== TEKS BACAAN ==

-------------------------

Adapun ucapan takbir yang berupa: Allahu Akbar Kabira wal-hamdu lil-Lahi katsira… dan seterusnya sampai wa lau karihal-kafirun, musyrikun dan lain-lain, kemudian diteruskan dengan La ilaha illa-Llahu wahdah … dan seterusnya sampai wa hazamal-ahzaba wahdah. belum ditemukan dasar atau dalil yang secara jelas menuntunkan bertakbir hari raya dengan lafadz seperti itu
2. Dianjurkan untuk mandi sebelum berangkat shalat.
Ibnul Qayyim mengatakan, “Terdapat riwayat yang shahih yang menceritakan bahwa Ibnu ‘Umar yang dikenal sangat mencontoh ajaran Nabi shallallahu ‘alaihi wa sallam biasa mandi pada hari ‘ied sebelum berangkat shalat.”[ Zaadul Ma’ad fii Hadyi Khoiril ‘Ibad, 1/425]
3. Berhias dengan Memakai Pakaian Bagus dan Wangi-wangian
Orang yang menghadiri shalat Idul Fitri baik laki-laki maupun perempuan dituntunkan agar berpenampilan rapi, yaitu dengan berhias, memakai pakaian bagus (tidak harus mahal, yang penting rapi dan bersih) dan wangi-wangian sewajarnya.
Diriwayatkan dari Ja’far bin Muhammad dari ayahnya dari kakeknya, bahwa Nabi saw selalu memakai wool (Burda) bercorak (buatan Yaman) pada setiap ‘Id (HR. Asy-Syafi’i dalam kitabnya Musnad asy-Syafi’i)
Diriwayatkan dari Zaid bin al-Hasan bin Ali dari ayahnya ia mengatakan: kami diperintahkan oleh Rasulullah saw pada dua hari raya (Idul Fitri dan Idul Adha) untuk memakai pakaian kami terbaik yang ada, memakai wangi-wangian terbaik yang ada, dan menyembelih binatang kurban tergemuk yang ada (sapi untuk tujuh orang dan unta untuk sepuluh orang) dan supaya kami menampakkan keagungan Allah, ketenangan dan kekhidmatan (HR. Al-Hakim dalam kitabnya al-Mustadrak, IV: 256)

-------------------------

Entri anotasi spasial
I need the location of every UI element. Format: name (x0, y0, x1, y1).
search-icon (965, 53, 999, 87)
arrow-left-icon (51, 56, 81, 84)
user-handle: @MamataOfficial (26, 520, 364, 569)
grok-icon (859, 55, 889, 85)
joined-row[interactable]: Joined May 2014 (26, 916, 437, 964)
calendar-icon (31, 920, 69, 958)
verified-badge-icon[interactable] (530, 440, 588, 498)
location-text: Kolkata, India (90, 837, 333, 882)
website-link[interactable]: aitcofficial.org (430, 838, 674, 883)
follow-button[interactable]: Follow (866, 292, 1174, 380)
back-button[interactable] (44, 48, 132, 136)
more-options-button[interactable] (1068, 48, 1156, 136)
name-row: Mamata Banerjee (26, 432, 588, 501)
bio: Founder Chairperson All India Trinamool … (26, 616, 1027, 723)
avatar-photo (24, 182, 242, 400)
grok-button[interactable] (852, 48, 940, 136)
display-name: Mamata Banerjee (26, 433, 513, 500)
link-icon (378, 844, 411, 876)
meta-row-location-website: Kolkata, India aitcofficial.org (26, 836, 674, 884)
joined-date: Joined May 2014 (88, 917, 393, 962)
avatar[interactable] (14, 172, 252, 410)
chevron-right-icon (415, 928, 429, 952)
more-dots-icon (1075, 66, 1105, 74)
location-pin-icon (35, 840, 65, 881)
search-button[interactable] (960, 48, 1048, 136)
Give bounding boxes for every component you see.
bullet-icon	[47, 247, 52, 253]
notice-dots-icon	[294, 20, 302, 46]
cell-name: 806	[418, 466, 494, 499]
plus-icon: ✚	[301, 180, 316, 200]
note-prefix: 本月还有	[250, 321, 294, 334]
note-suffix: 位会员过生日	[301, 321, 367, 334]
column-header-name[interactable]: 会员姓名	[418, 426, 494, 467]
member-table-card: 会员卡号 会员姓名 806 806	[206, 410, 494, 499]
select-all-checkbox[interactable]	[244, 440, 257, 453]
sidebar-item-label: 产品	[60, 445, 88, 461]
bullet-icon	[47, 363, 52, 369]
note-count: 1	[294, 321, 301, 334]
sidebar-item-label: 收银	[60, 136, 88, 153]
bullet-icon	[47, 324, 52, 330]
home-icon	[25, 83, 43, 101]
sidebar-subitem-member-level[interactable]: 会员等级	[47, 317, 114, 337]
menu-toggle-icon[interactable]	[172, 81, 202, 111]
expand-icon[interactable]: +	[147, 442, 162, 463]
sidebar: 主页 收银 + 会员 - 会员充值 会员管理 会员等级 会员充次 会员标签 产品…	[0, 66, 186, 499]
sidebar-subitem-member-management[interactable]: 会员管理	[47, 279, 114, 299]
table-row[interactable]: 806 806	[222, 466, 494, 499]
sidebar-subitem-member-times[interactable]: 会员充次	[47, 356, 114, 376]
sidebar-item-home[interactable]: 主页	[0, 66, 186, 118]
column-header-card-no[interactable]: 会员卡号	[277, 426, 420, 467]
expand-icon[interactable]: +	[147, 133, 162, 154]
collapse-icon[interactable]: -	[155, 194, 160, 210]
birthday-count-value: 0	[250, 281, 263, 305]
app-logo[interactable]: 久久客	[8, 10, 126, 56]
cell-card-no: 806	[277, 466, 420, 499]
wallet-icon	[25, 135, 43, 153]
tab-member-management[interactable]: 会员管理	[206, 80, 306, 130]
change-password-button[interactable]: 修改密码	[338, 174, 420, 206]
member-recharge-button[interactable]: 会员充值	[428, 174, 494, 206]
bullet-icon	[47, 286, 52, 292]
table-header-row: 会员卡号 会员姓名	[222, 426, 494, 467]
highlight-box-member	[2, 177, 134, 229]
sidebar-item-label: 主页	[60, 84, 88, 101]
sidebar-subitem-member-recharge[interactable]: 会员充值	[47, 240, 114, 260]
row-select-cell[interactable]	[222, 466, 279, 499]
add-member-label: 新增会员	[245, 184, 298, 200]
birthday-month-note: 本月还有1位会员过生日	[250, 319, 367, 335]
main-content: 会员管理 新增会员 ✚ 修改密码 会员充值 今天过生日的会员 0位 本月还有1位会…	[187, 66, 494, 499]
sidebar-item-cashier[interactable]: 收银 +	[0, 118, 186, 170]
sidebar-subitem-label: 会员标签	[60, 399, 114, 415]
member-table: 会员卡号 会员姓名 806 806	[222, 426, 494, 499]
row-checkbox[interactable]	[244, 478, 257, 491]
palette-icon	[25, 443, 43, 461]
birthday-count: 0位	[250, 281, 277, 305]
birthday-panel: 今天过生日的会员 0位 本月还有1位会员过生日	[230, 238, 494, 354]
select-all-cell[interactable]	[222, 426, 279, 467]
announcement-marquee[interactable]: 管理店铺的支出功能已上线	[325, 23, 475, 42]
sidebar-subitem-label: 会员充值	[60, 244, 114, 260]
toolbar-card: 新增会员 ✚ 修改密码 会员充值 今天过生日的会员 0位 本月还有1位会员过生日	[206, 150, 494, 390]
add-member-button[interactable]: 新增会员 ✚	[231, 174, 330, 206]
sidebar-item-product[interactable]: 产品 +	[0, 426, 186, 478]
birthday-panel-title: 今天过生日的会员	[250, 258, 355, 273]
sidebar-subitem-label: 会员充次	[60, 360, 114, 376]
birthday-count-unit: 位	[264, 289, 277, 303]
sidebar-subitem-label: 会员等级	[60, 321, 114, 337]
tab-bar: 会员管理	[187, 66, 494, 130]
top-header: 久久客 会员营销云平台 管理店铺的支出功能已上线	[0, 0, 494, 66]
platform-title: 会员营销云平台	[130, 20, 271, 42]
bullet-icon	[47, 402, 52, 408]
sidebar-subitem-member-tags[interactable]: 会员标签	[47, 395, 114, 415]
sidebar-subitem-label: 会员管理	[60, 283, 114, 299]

-------------------------

== PETUNJUK TUGAS ==
Salin persis teks tentang tuntunan hari raya di atas, semuanya mulai dari "Diriwayatkan dari Zaid" terus ke bawah sampai "al-Mustadrak, IV: 256)".

== JAWABAN TUGAS ==
Diriwayatkan dari Zaid bin al-Hasan bin Ali dari ayahnya ia mengatakan: kami diperintahkan oleh Rasulullah saw pada dua hari raya (Idul Fitri dan Idul Adha) untuk memakai pakaian kami terbaik yang ada, memakai wangi-wangian terbaik yang ada, dan menyembelih binatang kurban tergemuk yang ada (sapi untuk tujuh orang dan unta untuk sepuluh orang) dan supaya kami menampakkan keagungan Allah, ketenangan dan kekhidmatan (HR. Al-Hakim dalam kitabnya al-Mustadrak, IV: 256)